TASK PROMPT: For each of the statements below, state whether it agrees with the code review excerpt that follows, answering yes or no and quoting the deciding words of the excerpt exactly. (a) The flag IsSrcDestFP16 is described as used for a V_PACK_B32_F16 optimization in the SIPeepholeSDWA pass. (b) The reply says the definition of V_PACK_B32_F16 is in VOP3Instructions.td. (c) IsSrcDestFP16 is described as true when all sources are 32-bit.

EXCERPT PROVIDED:
[llvm] [AMDGPU] Eliminate unnecessary packing in wider f16 vectors for sdwa/opsel-able instruction (PR #137137)

Wed Dec 10 23:50:55 PST 2025

================
@@ -73,6 +73,15 @@ class VOP_Pseudo <string opName, string suffix, VOPProfile P, dag outs, dag ins,
   bit IsTrue16 = P.IsTrue16;
   VOPProfile Pfl = P;
 
+  // True if destination is FP16 and all sources are 16-bit (FP16, BF16, or INT16).
+  // Used for V_PACK_B32_F16 optimization in SIPeepholeSDWA Pass.
+  bit IsSrcDestFP16 = !and(
----------------
vg0204 wrote:

> So, one general observation - I know the instruction is named v_pack_b32_f16 ... but do we know if it has any f16-specific semantics? That is, could it have been named v_pack_b32_b16? If so, we don't need the "all sources are fp16" constraint?

Its VOPProfile from its definition confirms the semantics strictly : `defm V_PACK_B32_F16 : VOP3Inst_t16 <"v_pack_b32_f16", VOP_B32_F16_F16>;`  can be found in VOP3Instructions.td

https://github.com/llvm/llvm-project/pull/137137

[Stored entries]
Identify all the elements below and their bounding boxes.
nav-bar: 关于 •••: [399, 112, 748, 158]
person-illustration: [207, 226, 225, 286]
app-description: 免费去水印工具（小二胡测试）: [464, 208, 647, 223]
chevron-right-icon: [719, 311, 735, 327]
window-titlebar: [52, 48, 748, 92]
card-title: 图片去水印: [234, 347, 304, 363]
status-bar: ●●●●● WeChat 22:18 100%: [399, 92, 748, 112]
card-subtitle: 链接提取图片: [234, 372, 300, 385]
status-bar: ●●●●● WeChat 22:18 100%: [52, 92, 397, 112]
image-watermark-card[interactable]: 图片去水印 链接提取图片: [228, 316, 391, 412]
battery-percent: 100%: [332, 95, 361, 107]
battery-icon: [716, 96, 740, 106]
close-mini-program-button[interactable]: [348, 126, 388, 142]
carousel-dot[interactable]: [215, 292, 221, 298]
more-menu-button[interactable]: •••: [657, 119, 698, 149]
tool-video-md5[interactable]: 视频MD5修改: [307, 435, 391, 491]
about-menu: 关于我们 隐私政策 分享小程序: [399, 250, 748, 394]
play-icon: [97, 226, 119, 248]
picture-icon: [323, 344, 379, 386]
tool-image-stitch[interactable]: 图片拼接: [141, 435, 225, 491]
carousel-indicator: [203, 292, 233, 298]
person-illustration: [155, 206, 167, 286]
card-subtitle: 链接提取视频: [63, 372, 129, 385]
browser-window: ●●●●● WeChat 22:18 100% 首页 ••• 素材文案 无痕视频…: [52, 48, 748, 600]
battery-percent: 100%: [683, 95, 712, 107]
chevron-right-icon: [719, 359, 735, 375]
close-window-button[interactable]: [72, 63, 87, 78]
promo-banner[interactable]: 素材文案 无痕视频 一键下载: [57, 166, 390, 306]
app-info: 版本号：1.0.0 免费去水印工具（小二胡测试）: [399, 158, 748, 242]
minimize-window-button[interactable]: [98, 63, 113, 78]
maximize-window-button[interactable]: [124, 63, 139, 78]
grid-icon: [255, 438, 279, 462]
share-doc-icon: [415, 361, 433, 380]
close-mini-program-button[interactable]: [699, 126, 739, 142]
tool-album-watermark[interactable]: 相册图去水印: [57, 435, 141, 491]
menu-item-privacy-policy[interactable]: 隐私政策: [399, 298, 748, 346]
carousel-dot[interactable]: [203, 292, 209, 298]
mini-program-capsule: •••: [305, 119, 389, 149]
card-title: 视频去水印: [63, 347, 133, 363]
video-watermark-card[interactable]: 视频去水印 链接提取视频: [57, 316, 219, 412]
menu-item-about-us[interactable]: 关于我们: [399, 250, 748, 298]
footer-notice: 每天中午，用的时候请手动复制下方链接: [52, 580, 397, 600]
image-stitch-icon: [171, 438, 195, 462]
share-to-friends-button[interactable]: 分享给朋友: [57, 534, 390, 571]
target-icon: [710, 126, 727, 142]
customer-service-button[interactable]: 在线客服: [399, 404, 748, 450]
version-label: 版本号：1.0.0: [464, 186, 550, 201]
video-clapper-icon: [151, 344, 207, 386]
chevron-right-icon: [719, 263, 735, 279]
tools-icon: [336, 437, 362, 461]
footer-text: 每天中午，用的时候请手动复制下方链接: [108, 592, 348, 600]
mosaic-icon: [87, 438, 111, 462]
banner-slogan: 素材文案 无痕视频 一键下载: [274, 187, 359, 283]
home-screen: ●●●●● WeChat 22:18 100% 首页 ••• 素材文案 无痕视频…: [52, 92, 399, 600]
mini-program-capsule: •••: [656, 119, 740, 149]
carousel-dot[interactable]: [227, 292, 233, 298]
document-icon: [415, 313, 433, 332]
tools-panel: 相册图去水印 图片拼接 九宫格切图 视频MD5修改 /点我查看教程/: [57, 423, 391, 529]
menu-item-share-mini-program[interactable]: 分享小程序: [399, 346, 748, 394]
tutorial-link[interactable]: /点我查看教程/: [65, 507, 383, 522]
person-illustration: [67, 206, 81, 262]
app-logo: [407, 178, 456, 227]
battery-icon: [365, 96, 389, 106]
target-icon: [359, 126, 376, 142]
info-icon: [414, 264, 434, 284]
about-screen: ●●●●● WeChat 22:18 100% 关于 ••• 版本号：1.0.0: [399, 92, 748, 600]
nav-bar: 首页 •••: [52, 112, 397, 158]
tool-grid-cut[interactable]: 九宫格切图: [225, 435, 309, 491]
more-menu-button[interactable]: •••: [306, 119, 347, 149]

WRITTEN RESPONSE:
(a) Yes: "Used for V_PACK_B32_F16 optimization in SIPeepholeSDWA Pass."
(b) Yes: "can be found in VOP3Instructions.td"
(c) No: "True if destination is FP16 and all sources are 16-bit (FP16, BF16, or INT16)."